[start Provided records]

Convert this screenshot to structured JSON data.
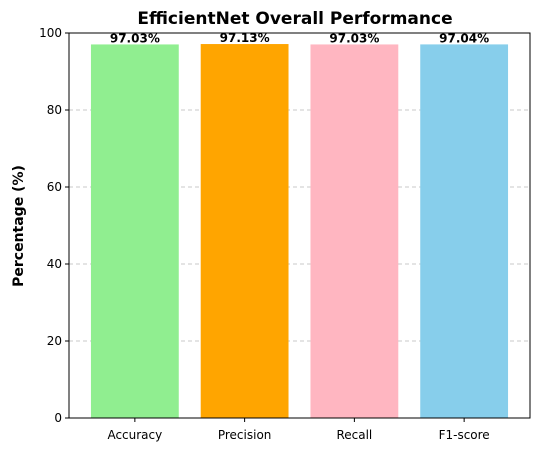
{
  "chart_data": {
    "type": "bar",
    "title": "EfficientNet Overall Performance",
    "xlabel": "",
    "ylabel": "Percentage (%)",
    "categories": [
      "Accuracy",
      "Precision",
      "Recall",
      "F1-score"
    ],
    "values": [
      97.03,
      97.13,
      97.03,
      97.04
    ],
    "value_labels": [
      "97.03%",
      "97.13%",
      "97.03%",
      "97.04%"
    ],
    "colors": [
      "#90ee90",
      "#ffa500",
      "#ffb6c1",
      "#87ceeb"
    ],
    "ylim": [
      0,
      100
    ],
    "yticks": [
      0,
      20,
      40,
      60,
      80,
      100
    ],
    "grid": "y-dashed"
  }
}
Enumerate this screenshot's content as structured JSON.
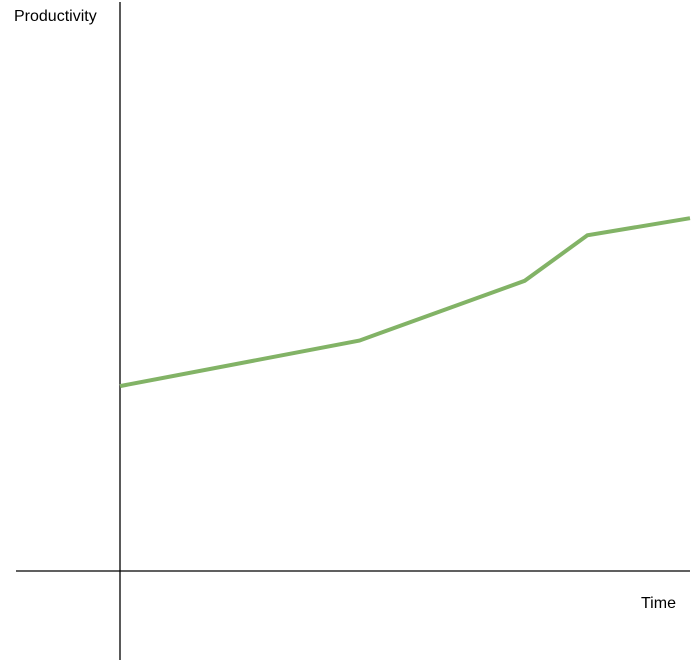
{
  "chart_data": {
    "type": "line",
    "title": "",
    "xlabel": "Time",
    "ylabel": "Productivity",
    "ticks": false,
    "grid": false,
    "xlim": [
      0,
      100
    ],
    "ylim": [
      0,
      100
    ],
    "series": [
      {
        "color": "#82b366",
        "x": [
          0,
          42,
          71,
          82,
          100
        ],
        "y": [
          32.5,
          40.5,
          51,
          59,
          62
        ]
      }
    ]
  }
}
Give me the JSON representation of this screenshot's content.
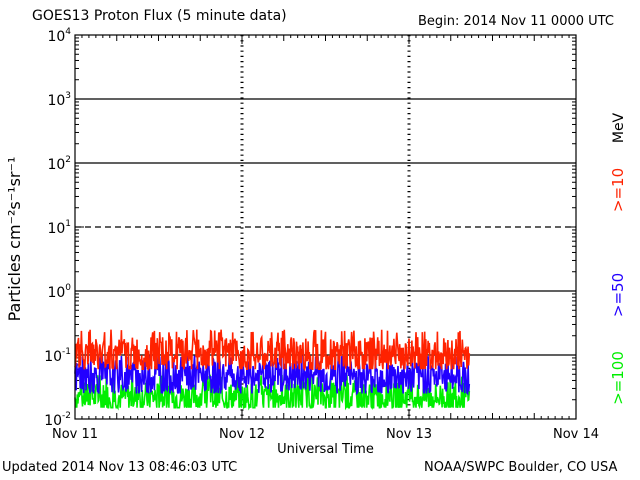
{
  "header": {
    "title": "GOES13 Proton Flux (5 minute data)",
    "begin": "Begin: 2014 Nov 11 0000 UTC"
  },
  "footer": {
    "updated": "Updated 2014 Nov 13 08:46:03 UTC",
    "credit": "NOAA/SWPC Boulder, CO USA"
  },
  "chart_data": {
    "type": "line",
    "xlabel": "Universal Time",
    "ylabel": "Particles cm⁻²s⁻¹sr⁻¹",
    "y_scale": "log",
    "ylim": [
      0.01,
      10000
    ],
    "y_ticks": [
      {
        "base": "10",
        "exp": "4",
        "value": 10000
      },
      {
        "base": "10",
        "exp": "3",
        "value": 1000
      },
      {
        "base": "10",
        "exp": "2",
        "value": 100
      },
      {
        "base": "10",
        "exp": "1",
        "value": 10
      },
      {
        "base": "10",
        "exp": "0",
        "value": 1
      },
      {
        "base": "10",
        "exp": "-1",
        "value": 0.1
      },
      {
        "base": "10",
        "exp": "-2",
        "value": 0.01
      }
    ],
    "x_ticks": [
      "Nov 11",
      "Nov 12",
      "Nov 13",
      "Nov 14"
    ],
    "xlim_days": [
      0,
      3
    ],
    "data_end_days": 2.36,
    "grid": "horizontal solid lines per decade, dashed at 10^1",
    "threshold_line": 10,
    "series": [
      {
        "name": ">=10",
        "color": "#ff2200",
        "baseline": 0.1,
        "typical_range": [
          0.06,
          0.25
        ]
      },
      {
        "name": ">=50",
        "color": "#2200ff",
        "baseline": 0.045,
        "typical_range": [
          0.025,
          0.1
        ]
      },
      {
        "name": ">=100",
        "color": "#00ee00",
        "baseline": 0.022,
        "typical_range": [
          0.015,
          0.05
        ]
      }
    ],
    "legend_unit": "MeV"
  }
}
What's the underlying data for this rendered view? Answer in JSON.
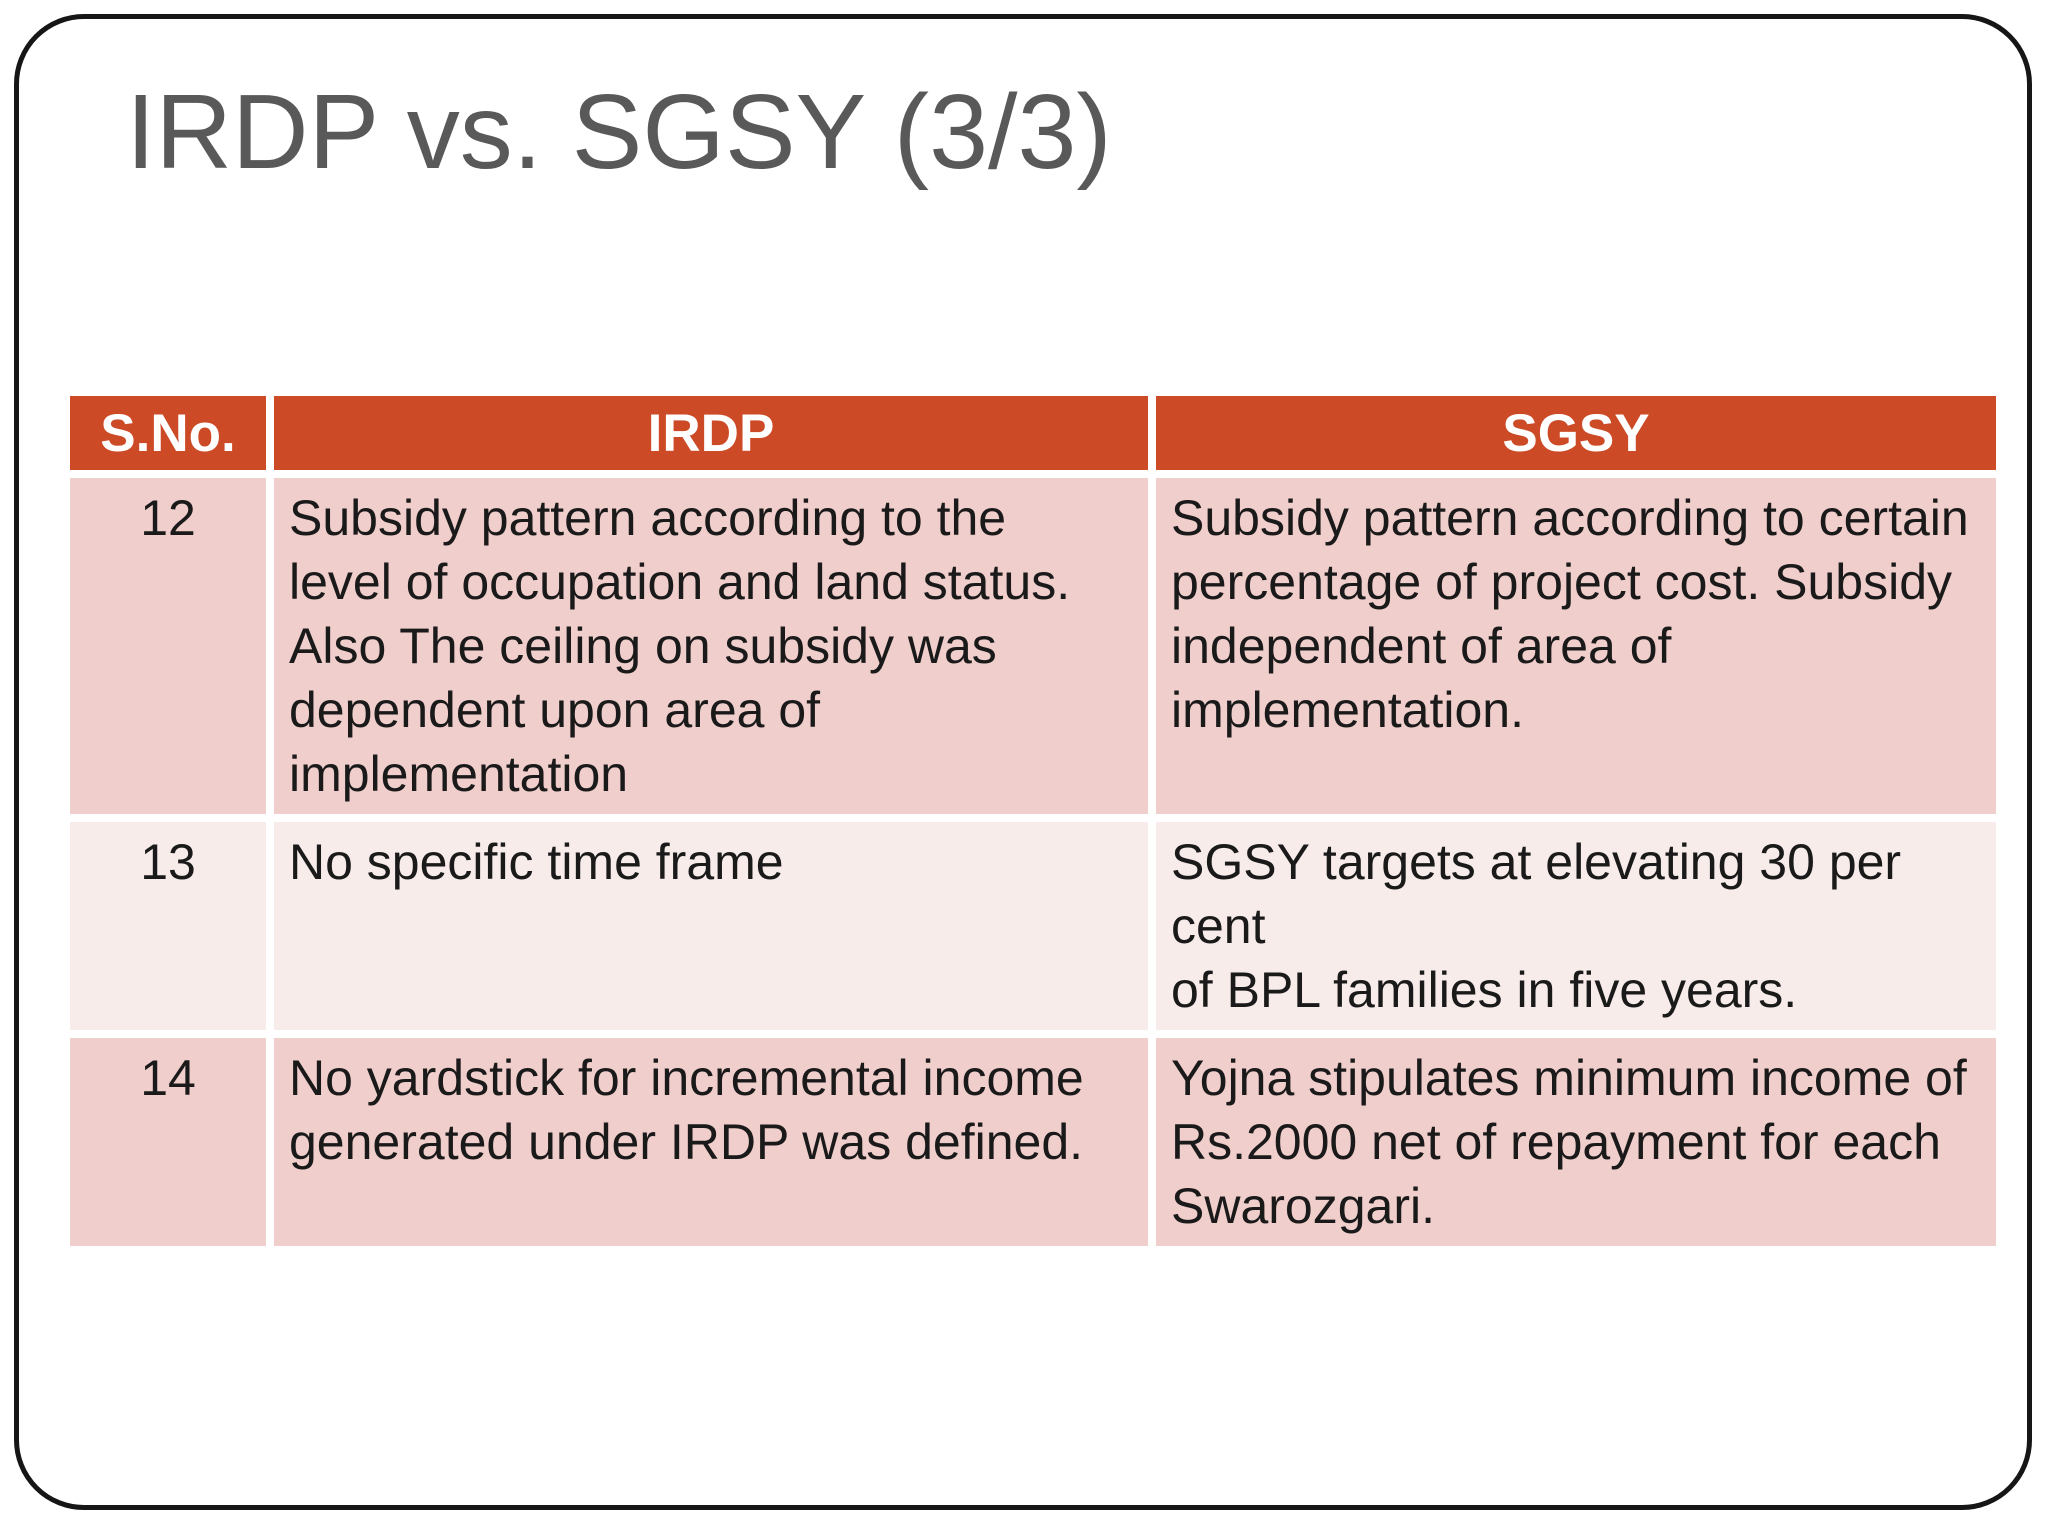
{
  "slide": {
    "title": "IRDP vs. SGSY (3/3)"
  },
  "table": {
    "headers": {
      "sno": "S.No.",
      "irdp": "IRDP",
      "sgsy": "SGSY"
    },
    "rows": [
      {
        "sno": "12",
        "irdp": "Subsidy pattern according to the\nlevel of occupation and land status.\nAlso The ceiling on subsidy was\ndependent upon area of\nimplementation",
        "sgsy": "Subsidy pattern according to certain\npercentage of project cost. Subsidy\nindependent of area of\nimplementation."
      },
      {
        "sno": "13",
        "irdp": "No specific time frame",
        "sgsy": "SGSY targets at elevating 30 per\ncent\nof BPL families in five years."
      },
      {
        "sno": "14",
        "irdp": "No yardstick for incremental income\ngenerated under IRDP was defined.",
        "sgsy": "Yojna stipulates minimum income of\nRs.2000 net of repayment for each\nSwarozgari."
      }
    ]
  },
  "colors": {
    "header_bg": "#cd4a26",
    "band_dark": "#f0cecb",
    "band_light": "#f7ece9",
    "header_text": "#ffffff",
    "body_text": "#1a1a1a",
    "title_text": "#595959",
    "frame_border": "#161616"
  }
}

[end Provided records]

• Problem statement: Filter the records, keeping only lines that contain "xlabel", and show those lines.

• Response below:
    "xlabel": "",
    "xlabel": "Time",
    "xlabel": "Universal Time",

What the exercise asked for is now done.